### The request:
Output every entry exactly as given.
-------- Records --------
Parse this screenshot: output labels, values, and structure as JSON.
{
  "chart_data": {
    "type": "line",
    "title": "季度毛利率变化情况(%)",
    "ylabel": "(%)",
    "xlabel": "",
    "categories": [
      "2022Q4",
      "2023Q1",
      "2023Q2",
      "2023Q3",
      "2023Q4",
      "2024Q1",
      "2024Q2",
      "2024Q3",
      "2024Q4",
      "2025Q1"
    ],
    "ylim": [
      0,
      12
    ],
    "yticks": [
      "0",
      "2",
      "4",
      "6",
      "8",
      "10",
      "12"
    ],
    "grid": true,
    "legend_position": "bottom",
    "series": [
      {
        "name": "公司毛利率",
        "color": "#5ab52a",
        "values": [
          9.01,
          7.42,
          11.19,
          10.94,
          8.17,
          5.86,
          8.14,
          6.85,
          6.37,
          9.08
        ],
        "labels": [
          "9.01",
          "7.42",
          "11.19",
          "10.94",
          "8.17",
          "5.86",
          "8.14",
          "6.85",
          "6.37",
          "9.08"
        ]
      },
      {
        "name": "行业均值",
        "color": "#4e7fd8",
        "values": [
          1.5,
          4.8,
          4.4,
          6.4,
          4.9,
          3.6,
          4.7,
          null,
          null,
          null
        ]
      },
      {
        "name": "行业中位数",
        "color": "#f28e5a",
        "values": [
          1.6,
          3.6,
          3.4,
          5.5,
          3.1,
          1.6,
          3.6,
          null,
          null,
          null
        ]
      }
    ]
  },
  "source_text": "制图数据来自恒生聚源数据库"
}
--------
### Solved exercise:
Parse this screenshot: output labels, values, and structure as JSON.
{
  "chart_data": {
    "type": "line",
    "title": "季度毛利率变化情况(%)",
    "ylabel": "(%)",
    "xlabel": "",
    "categories": [
      "2022Q4",
      "2023Q1",
      "2023Q2",
      "2023Q3",
      "2023Q4",
      "2024Q1",
      "2024Q2",
      "2024Q3",
      "2024Q4",
      "2025Q1"
    ],
    "ylim": [
      0,
      12
    ],
    "yticks": [
      "0",
      "2",
      "4",
      "6",
      "8",
      "10",
      "12"
    ],
    "grid": true,
    "legend_position": "bottom",
    "series": [
      {
        "name": "公司毛利率",
        "color": "#5ab52a",
        "values": [
          9.01,
          7.42,
          11.19,
          10.94,
          8.17,
          5.86,
          8.14,
          6.85,
          6.37,
          9.08
        ],
        "labels": [
          "9.01",
          "7.42",
          "11.19",
          "10.94",
          "8.17",
          "5.86",
          "8.14",
          "6.85",
          "6.37",
          "9.08"
        ]
      },
      {
        "name": "行业均值",
        "color": "#4e7fd8",
        "values": [
          1.5,
          4.8,
          4.4,
          6.4,
          4.9,
          3.6,
          4.7,
          null,
          null,
          null
        ]
      },
      {
        "name": "行业中位数",
        "color": "#f28e5a",
        "values": [
          1.6,
          3.6,
          3.4,
          5.5,
          3.1,
          1.6,
          3.6,
          null,
          null,
          null
        ]
      }
    ]
  },
  "source_text": "制图数据来自恒生聚源数据库"
}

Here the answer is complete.